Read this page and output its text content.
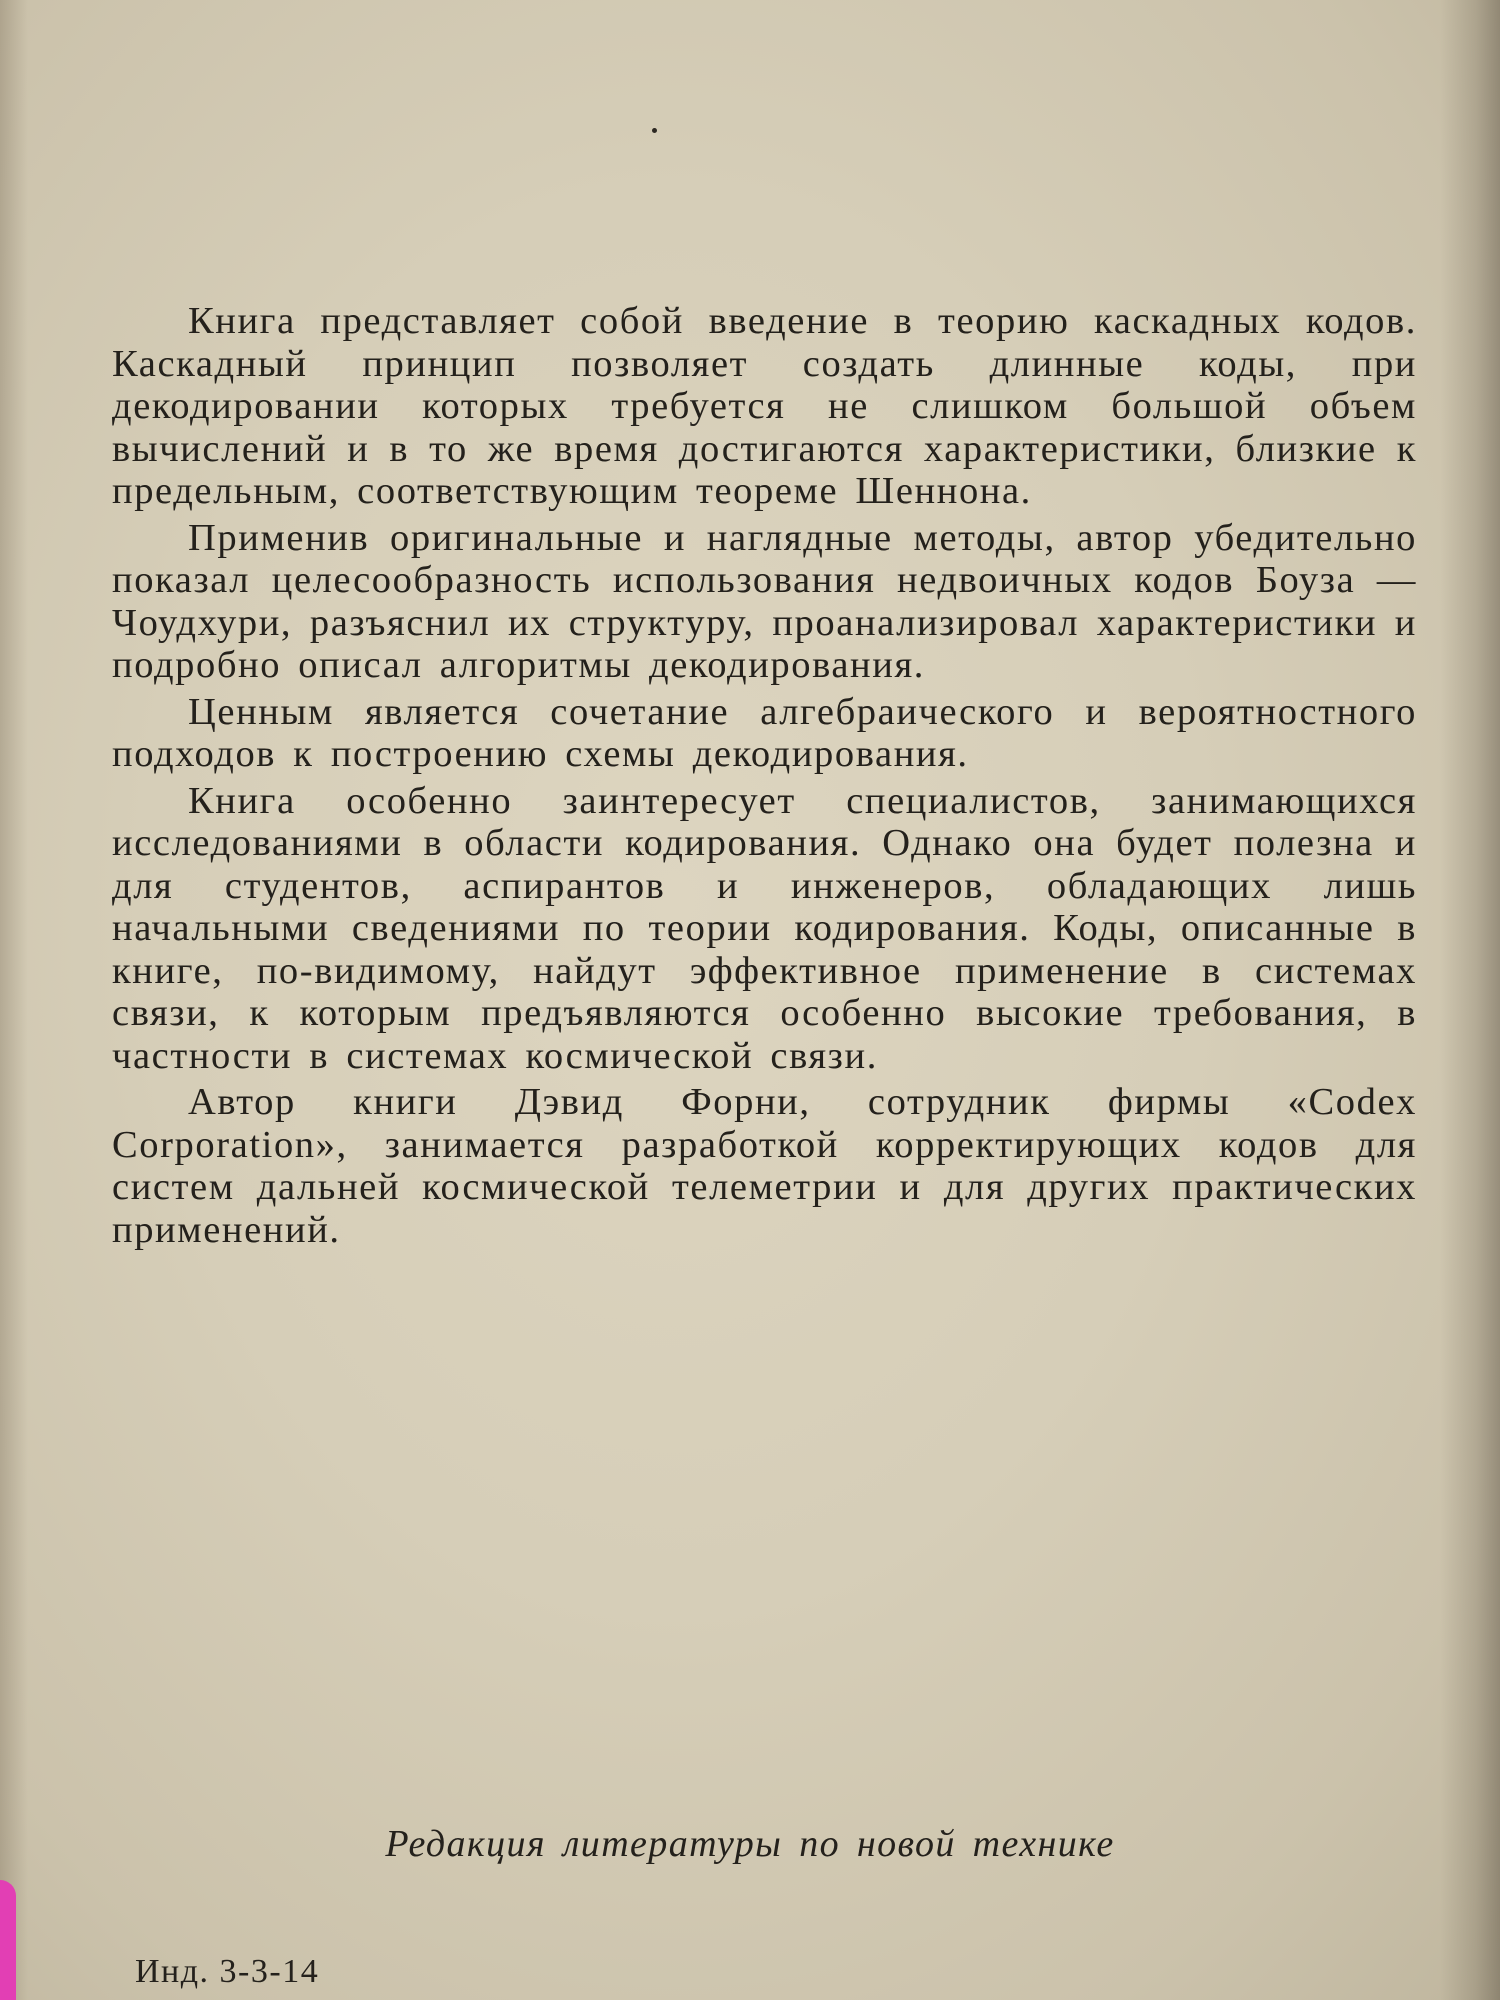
Книга представляет собой введение в теорию каскадных кодов. Каскадный принцип позволяет создать длинные коды, при декодировании которых требуется не слишком большой объем вычислений и в то же время достигаются характеристики, близкие к предельным, соответствующим теореме Шеннона.

Применив оригинальные и наглядные методы, автор убедительно показал целесообразность использования недвоичных кодов Боуза — Чоудхури, разъяснил их структуру, проанализировал характеристики и подробно описал алгоритмы декодирования.

Ценным является сочетание алгебраического и вероятностного подходов к построению схемы декодирования.

Книга особенно заинтересует специалистов, занимающихся исследованиями в области кодирования. Однако она будет полезна и для студентов, аспирантов и инженеров, обладающих лишь начальными сведениями по теории кодирования. Коды, описанные в книге, по-видимому, найдут эффективное применение в системах связи, к которым предъявляются особенно высокие требования, в частности в системах космической связи.

Автор книги Дэвид Форни, сотрудник фирмы «Codex Corporation», занимается разработкой корректирующих кодов для систем дальней космической телеметрии и для других практических применений.

Редакция литературы по новой технике
Инд. 3-3-14
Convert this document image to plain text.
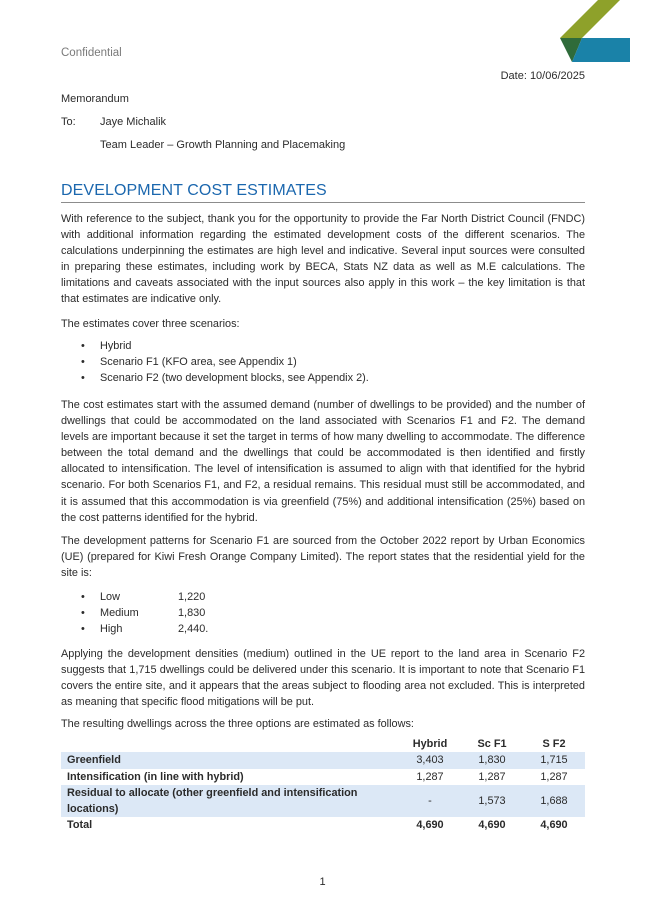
Confidential
Date: 10/06/2025
Memorandum
To: Jaye Michalik
Team Leader – Growth Planning and Placemaking
DEVELOPMENT COST ESTIMATES

With reference to the subject, thank you for the opportunity to provide the Far North District Council (FNDC) with additional information regarding the estimated development costs of the different scenarios. The calculations underpinning the estimates are high level and indicative. Several input sources were consulted in preparing these estimates, including work by BECA, Stats NZ data as well as M.E calculations. The limitations and caveats associated with the input sources also apply in this work – the key limitation is that that estimates are indicative only.

The estimates cover three scenarios:

• Hybrid
• Scenario F1 (KFO area, see Appendix 1)
• Scenario F2 (two development blocks, see Appendix 2).

The cost estimates start with the assumed demand (number of dwellings to be provided) and the number of dwellings that could be accommodated on the land associated with Scenarios F1 and F2. The demand levels are important because it set the target in terms of how many dwelling to accommodate. The difference between the total demand and the dwellings that could be accommodated is then identified and firstly allocated to intensification. The level of intensification is assumed to align with that identified for the hybrid scenario. For both Scenarios F1, and F2, a residual remains. This residual must still be accommodated, and it is assumed that this accommodation is via greenfield (75%) and additional intensification (25%) based on the cost patterns identified for the hybrid.

The development patterns for Scenario F1 are sourced from the October 2022 report by Urban Economics (UE) (prepared for Kiwi Fresh Orange Company Limited). The report states that the residential yield for the site is:

• Low	1,220
• Medium	1,830
• High	2,440.

Applying the development densities (medium) outlined in the UE report to the land area in Scenario F2 suggests that 1,715 dwellings could be delivered under this scenario. It is important to note that Scenario F1 covers the entire site, and it appears that the areas subject to flooding area not excluded. This is interpreted as meaning that specific flood mitigations will be put.

The resulting dwellings across the three options are estimated as follows:

	Hybrid	Sc F1	S F2
Greenfield	3,403	1,830	1,715
Intensification (in line with hybrid)	1,287	1,287	1,287
Residual to allocate (other greenfield and intensification locations)	-	1,573	1,688
Total	4,690	4,690	4,690
1
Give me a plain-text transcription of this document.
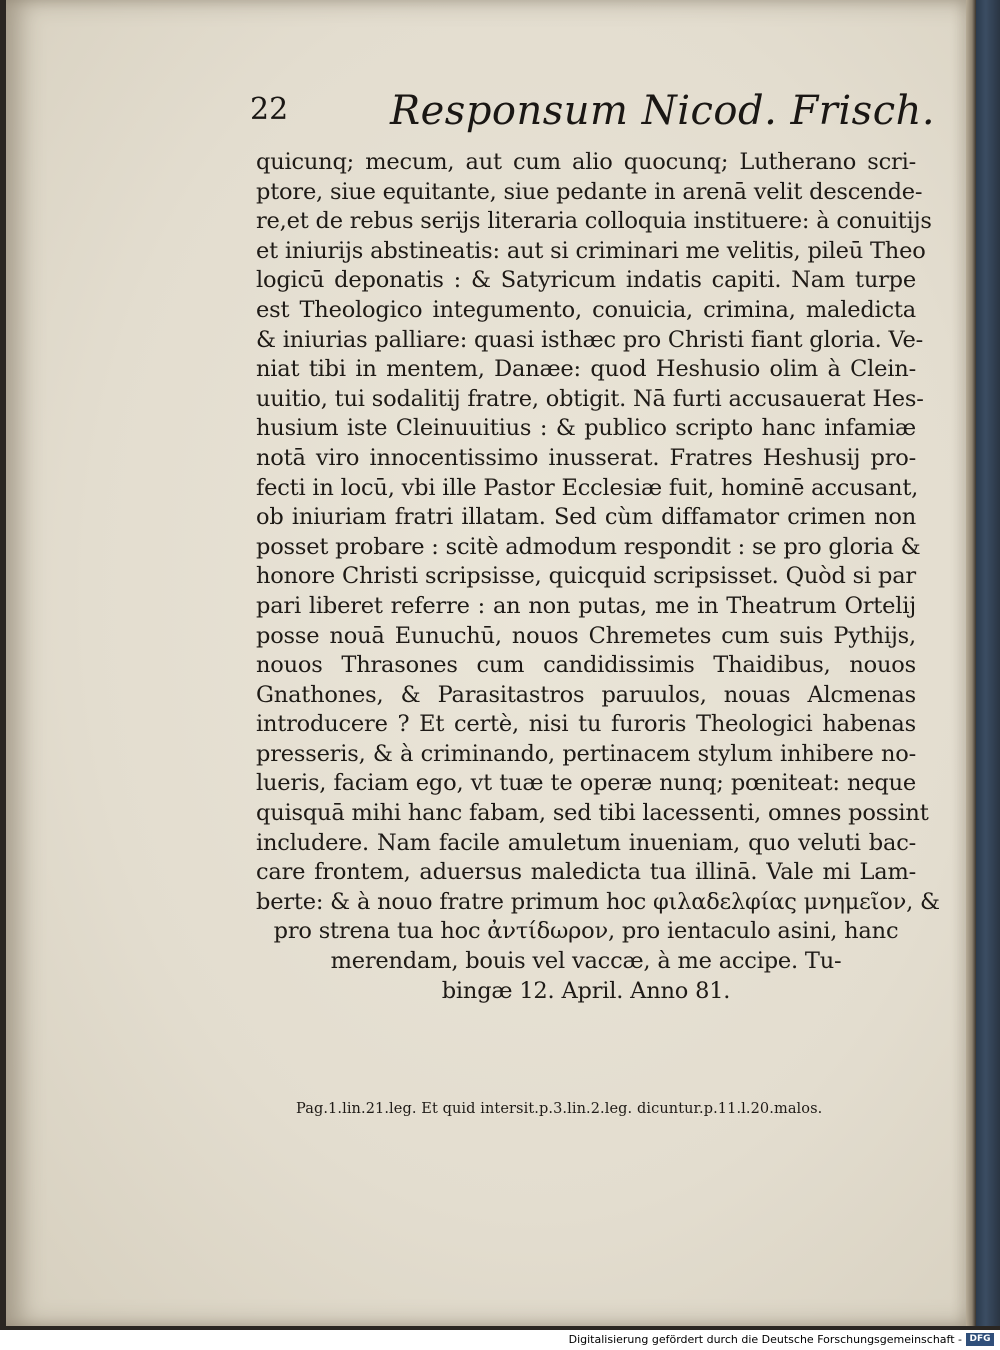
22	Responsum Nicod. Frisch.
quicunq; mecum, aut cum alio quocunq; Lutherano scri-
ptore, siue equitante, siue pedante in arenā velit descende-
re,et de rebus serijs literaria colloquia instituere: à conuitijs
et iniurijs abstineatis: aut si criminari me velitis, pileū Theo
logicū deponatis : & Satyricum indatis capiti. Nam turpe
est Theologico integumento, conuicia, crimina, maledicta
& iniurias palliare: quasi isthæc pro Christi fiant gloria. Ve-
niat tibi in mentem, Danæe: quod Heshusio olim à Clein-
uuitio, tui sodalitij fratre, obtigit. Nā furti accusauerat Hes-
husium iste Cleinuuitius : & publico scripto hanc infamiæ
notā viro innocentissimo inusserat. Fratres Heshusij pro-
fecti in locū, vbi ille Pastor Ecclesiæ fuit, hominē accusant,
ob iniuriam fratri illatam. Sed cùm diffamator crimen non
posset probare : scitè admodum respondit : se pro gloria &
honore Christi scripsisse, quicquid scripsisset. Quòd si par
pari liberet referre : an non putas, me in Theatrum Ortelij
posse nouā Eunuchū, nouos Chremetes cum suis Pythijs,
nouos Thrasones cum candidissimis Thaidibus, nouos
Gnathones, & Parasitastros paruulos, nouas Alcmenas
introducere ? Et certè, nisi tu furoris Theologici habenas
presseris, & à criminando, pertinacem stylum inhibere no-
lueris, faciam ego, vt tuæ te operæ nunq; pœniteat: neque
quisquā mihi hanc fabam, sed tibi lacessenti, omnes possint
includere. Nam facile amuletum inueniam, quo veluti bac-
care frontem, aduersus maledicta tua illinā. Vale mi Lam-
berte: & à nouo fratre primum hoc φιλαδελφίας μνημεῖον, &
pro strena tua hoc ἀντίδωρον, pro ientaculo asini, hanc
merendam, bouis vel vaccæ, à me accipe. Tu-
bingæ 12. April. Anno 81.
Pag.1.lin.21.leg. Et quid intersit.p.3.lin.2.leg. dicuntur.p.11.l.20.malos.
Digitalisierung gefördert durch die Deutsche Forschungsgemeinschaft - DFG
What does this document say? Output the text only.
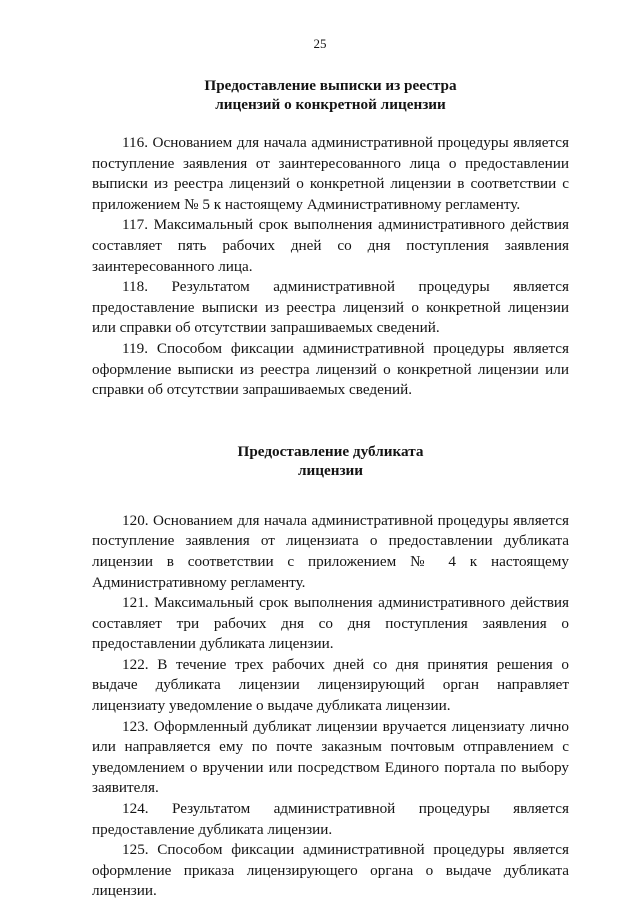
25
Предоставление выписки из реестра
лицензий о конкретной лицензии

116. Основанием для начала административной процедуры является поступление заявления от заинтересованного лица о предоставлении выписки из реестра лицензий о конкретной лицензии в соответствии с приложением № 5 к настоящему Административному регламенту.

117. Максимальный срок выполнения административного действия составляет пять рабочих дней со дня поступления заявления заинтересованного лица.

118. Результатом административной процедуры является предоставление выписки из реестра лицензий о конкретной лицензии или справки об отсутствии запрашиваемых сведений.

119. Способом фиксации административной процедуры является оформление выписки из реестра лицензий о конкретной лицензии или справки об отсутствии запрашиваемых сведений.

Предоставление дубликата
лицензии

120. Основанием для начала административной процедуры является поступление заявления от лицензиата о предоставлении дубликата лицензии в соответствии с приложением № 4 к настоящему Административному регламенту.

121. Максимальный срок выполнения административного действия составляет три рабочих дня со дня поступления заявления о предоставлении дубликата лицензии.

122. В течение трех рабочих дней со дня принятия решения о выдаче дубликата лицензии лицензирующий орган направляет лицензиату уведомление о выдаче дубликата лицензии.

123. Оформленный дубликат лицензии вручается лицензиату лично или направляется ему по почте заказным почтовым отправлением с уведомлением о вручении или посредством Единого портала по выбору заявителя.

124. Результатом административной процедуры является предоставление дубликата лицензии.

125. Способом фиксации административной процедуры является оформление приказа лицензирующего органа о выдаче дубликата лицензии.
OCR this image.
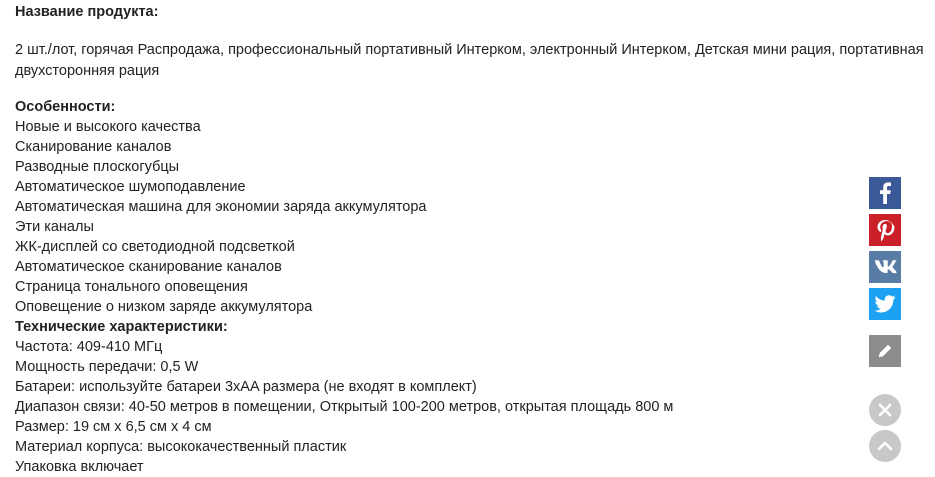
Название продукта:

2 шт./лот, горячая Распродажа, профессиональный портативный Интерком, электронный Интерком, Детская мини рация, портативная двухсторонняя рация

Особенности:

Новые и высокого качества

Сканирование каналов

Разводные плоскогубцы

Автоматическое шумоподавление

Автоматическая машина для экономии заряда аккумулятора

Эти каналы

ЖК-дисплей со светодиодной подсветкой

Автоматическое сканирование каналов

Страница тонального оповещения

Оповещение о низком заряде аккумулятора

Технические характеристики:

Частота: 409-410 МГц

Мощность передачи: 0,5 W

Батареи: используйте батареи 3xAA размера (не входят в комплект)

Диапазон связи: 40-50 метров в помещении, Открытый 100-200 метров, открытая площадь 800 м

Размер: 19 см х 6,5 см х 4 см

Материал корпуса: высококачественный пластик

Упаковка включает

************

What is needed –
From the listing above, copy out each line where the word "Максимальный" appears.

Exercise response –
117. Максимальный срок выполнения административного действия составляет пять рабочих дней со дня поступления заявления заинтересованного лица.
121. Максимальный срок выполнения административного действия составляет три рабочих дня со дня поступления заявления о предоставлении дубликата лицензии.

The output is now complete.